■ Written problem
Turn every line of the material below into a JSON list with one string per line, skipping blank lines. Leave the pictures out of the list.

(Saved entries)
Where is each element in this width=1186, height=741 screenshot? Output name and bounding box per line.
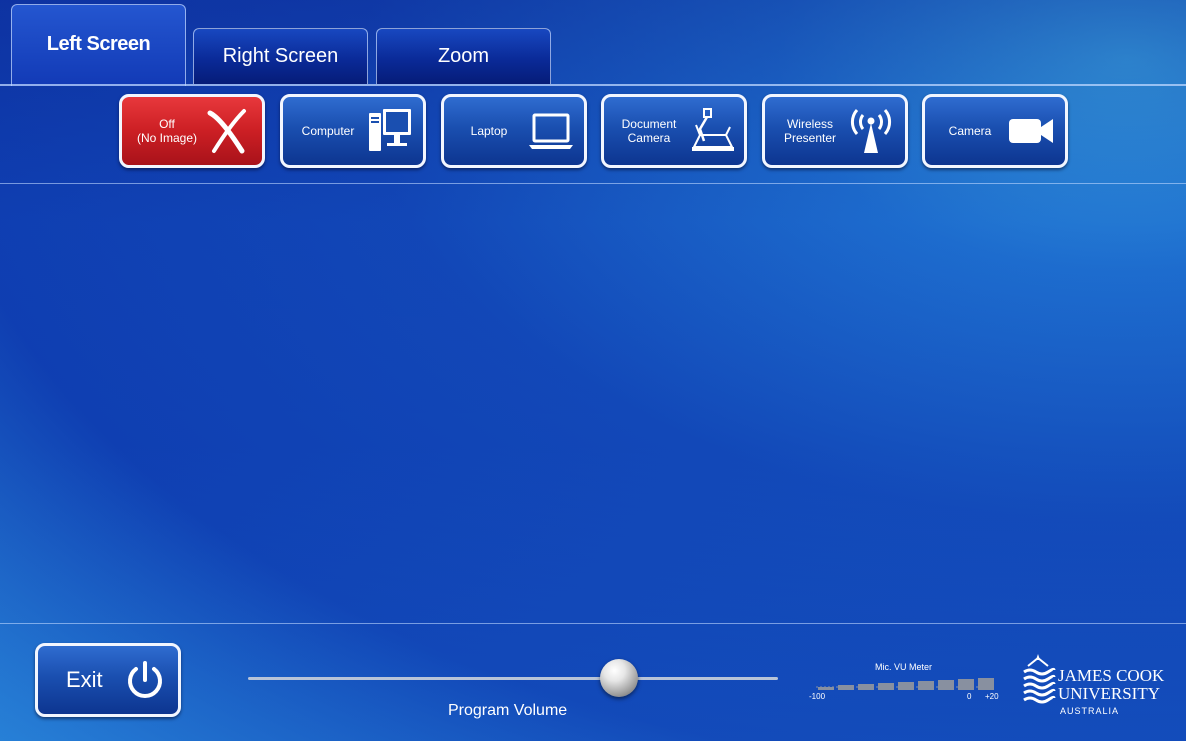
source-label: Camera [948,124,992,138]
laptop-icon [529,113,573,149]
exit-button[interactable]: Exit [35,643,181,717]
source-bar-divider [0,183,1186,184]
logo-line-3: AUSTRALIA [1060,706,1120,716]
source-label: Document Camera [621,117,677,145]
source-label: Laptop [470,124,508,138]
tab-label: Left Screen [46,33,151,55]
source-laptop-button[interactable]: Laptop [441,94,587,168]
wireless-antenna-icon [850,109,892,153]
logo-line-1: JAMES COOK [1058,666,1165,685]
tab-label: Zoom [437,45,490,67]
tab-right-screen[interactable]: Right Screen [193,28,368,84]
tab-left-screen[interactable]: Left Screen [11,4,186,86]
source-label: Wireless Presenter [783,117,837,145]
source-document-camera-button[interactable]: Document Camera [601,94,747,168]
vu-tick-zero: 0 [967,692,972,701]
x-icon [207,109,246,154]
source-label: Off (No Image) [136,117,198,145]
source-label: Computer [301,124,355,138]
jcu-wave-emblem-icon [1023,654,1056,704]
volume-label: Program Volume [448,702,568,719]
tab-zoom[interactable]: Zoom [376,28,551,84]
power-icon [128,661,162,698]
vu-meter [816,678,994,690]
exit-label: Exit [66,667,103,692]
tab-label: Right Screen [222,45,339,67]
source-computer-button[interactable]: Computer [280,94,426,168]
source-off-button[interactable]: Off (No Image) [119,94,265,168]
document-camera-icon [692,108,734,151]
video-camera-icon [1009,119,1053,143]
vu-meter-title: Mic. VU Meter [875,662,933,672]
vu-tick-max: +20 [985,692,999,701]
footer-divider [0,623,1186,624]
desktop-computer-icon [369,109,411,151]
source-camera-button[interactable]: Camera [922,94,1068,168]
logo-line-2: UNIVERSITY [1058,684,1160,703]
volume-slider-track[interactable] [248,677,778,680]
volume-slider-knob[interactable] [600,659,638,697]
tab-bar-divider [0,84,1186,86]
jcu-logo: JAMES COOK UNIVERSITY AUSTRALIA [1020,652,1180,722]
vu-tick-min: -100 [809,692,826,701]
source-wireless-presenter-button[interactable]: Wireless Presenter [762,94,908,168]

■ Answer to the exercise
[
  "Where is each element in this width=1186, height=741 screenshot? Output name and bounding box per line.",
  "source-label: Camera [948,124,992,138]",
  "laptop-icon [529,113,573,149]",
  "exit-button[interactable]: Exit [35,643,181,717]",
  "source-bar-divider [0,183,1186,184]",
  "logo-line-3: AUSTRALIA [1060,706,1120,716]",
  "source-label: Document Camera [621,117,677,145]",
  "source-label: Laptop [470,124,508,138]",
  "tab-label: Left Screen [46,33,151,55]",
  "source-laptop-button[interactable]: Laptop [441,94,587,168]",
  "wireless-antenna-icon [850,109,892,153]",
  "logo-line-1: JAMES COOK [1058,666,1165,685]",
  "tab-label: Zoom [437,45,490,67]",
  "tab-right-screen[interactable]: Right Screen [193,28,368,84]",
  "tab-left-screen[interactable]: Left Screen [11,4,186,86]",
  "source-label: Wireless Presenter [783,117,837,145]",
  "source-document-camera-button[interactable]: Document Camera [601,94,747,168]",
  "vu-tick-zero: 0 [967,692,972,701]",
  "x-icon [207,109,246,154]",
  "source-label: Off (No Image) [136,117,198,145]",
  "source-label: Computer [301,124,355,138]",
  "jcu-wave-emblem-icon [1023,654,1056,704]",
  "volume-label: Program Volume [448,702,568,719]",
  "tab-zoom[interactable]: Zoom [376,28,551,84]",
  "power-icon [128,661,162,698]",
  "vu-meter [816,678,994,690]",
  "exit-label: Exit [66,667,103,692]",
  "tab-label: Right Screen [222,45,339,67]",
  "source-computer-button[interactable]: Computer [280,94,426,168]",
  "source-off-button[interactable]: Off (No Image) [119,94,265,168]",
  "document-camera-icon [692,108,734,151]",
  "video-camera-icon [1009,119,1053,143]",
  "vu-meter-title: Mic. VU Meter [875,662,933,672]",
  "vu-tick-max: +20 [985,692,999,701]",
  "footer-divider [0,623,1186,624]",
  "desktop-computer-icon [369,109,411,151]",
  "source-camera-button[interactable]: Camera [922,94,1068,168]",
  "logo-line-2: UNIVERSITY [1058,684,1160,703]",
  "volume-slider-track[interactable] [248,677,778,680]",
  "volume-slider-knob[interactable] [600,659,638,697]",
  "tab-bar-divider [0,84,1186,86]",
  "jcu-logo: JAMES COOK UNIVERSITY AUSTRALIA [1020,652,1180,722]",
  "vu-tick-min: -100 [809,692,826,701]",
  "source-wireless-presenter-button[interactable]: Wireless Presenter [762,94,908,168]"
]